▶ _Task details_: Every line below should be copied exactly; drop the pictures.

▶ _Supplied data_:

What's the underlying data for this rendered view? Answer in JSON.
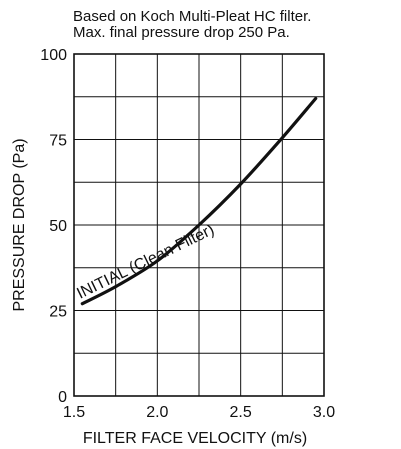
{
  "notes": [
    "Based on Koch Multi-Pleat HC filter.",
    "Max. final pressure drop 250 Pa."
  ],
  "chart_data": {
    "type": "line",
    "xlabel": "FILTER FACE VELOCITY (m/s)",
    "ylabel": "PRESSURE DROP (Pa)",
    "xlim": [
      1.5,
      3.0
    ],
    "ylim": [
      0,
      100
    ],
    "x_major_ticks": [
      1.5,
      2.0,
      2.5,
      3.0
    ],
    "x_tick_labels": [
      "1.5",
      "2.0",
      "2.5",
      "3.0"
    ],
    "y_major_ticks": [
      0,
      25,
      50,
      75,
      100
    ],
    "y_tick_labels": [
      "0",
      "25",
      "50",
      "75",
      "100"
    ],
    "x_grid": [
      1.5,
      1.75,
      2.0,
      2.25,
      2.5,
      2.75,
      3.0
    ],
    "y_grid": [
      0,
      12.5,
      25,
      37.5,
      50,
      62.5,
      75,
      87.5,
      100
    ],
    "grid": true,
    "series": [
      {
        "name": "INITIAL (Clean Filter)",
        "x": [
          1.55,
          1.75,
          2.0,
          2.25,
          2.5,
          2.75,
          2.95
        ],
        "y": [
          27,
          32,
          39.5,
          50,
          62,
          75.5,
          87
        ]
      }
    ]
  }
}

▶ _Complete output_:
What's the underlying data for this rendered view? Answer in JSON.
{
  "notes": [
    "Based on Koch Multi-Pleat HC filter.",
    "Max. final pressure drop 250 Pa."
  ],
  "chart_data": {
    "type": "line",
    "xlabel": "FILTER FACE VELOCITY (m/s)",
    "ylabel": "PRESSURE DROP (Pa)",
    "xlim": [
      1.5,
      3.0
    ],
    "ylim": [
      0,
      100
    ],
    "x_major_ticks": [
      1.5,
      2.0,
      2.5,
      3.0
    ],
    "x_tick_labels": [
      "1.5",
      "2.0",
      "2.5",
      "3.0"
    ],
    "y_major_ticks": [
      0,
      25,
      50,
      75,
      100
    ],
    "y_tick_labels": [
      "0",
      "25",
      "50",
      "75",
      "100"
    ],
    "x_grid": [
      1.5,
      1.75,
      2.0,
      2.25,
      2.5,
      2.75,
      3.0
    ],
    "y_grid": [
      0,
      12.5,
      25,
      37.5,
      50,
      62.5,
      75,
      87.5,
      100
    ],
    "grid": true,
    "series": [
      {
        "name": "INITIAL (Clean Filter)",
        "x": [
          1.55,
          1.75,
          2.0,
          2.25,
          2.5,
          2.75,
          2.95
        ],
        "y": [
          27,
          32,
          39.5,
          50,
          62,
          75.5,
          87
        ]
      }
    ]
  }
}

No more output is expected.